* **Problem details**
Only lines holding the word "label" should be copied from the material.

-------- Data to process --------

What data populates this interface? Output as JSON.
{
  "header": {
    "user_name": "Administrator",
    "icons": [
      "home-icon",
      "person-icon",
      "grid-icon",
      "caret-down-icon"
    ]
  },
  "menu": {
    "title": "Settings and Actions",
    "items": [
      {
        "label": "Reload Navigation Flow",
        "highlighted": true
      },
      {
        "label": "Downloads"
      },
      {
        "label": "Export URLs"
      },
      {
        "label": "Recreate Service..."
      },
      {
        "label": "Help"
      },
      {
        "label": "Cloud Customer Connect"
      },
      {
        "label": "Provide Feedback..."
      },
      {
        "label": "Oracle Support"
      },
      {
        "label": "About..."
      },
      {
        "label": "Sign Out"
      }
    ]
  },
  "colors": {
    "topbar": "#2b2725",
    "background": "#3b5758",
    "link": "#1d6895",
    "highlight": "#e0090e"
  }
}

--------

* **Exercise answer**
        "label": "Reload Navigation Flow",
        "label": "Downloads"
        "label": "Export URLs"
        "label": "Recreate Service..."
        "label": "Help"
        "label": "Cloud Customer Connect"
        "label": "Provide Feedback..."
        "label": "Oracle Support"
        "label": "About..."
        "label": "Sign Out"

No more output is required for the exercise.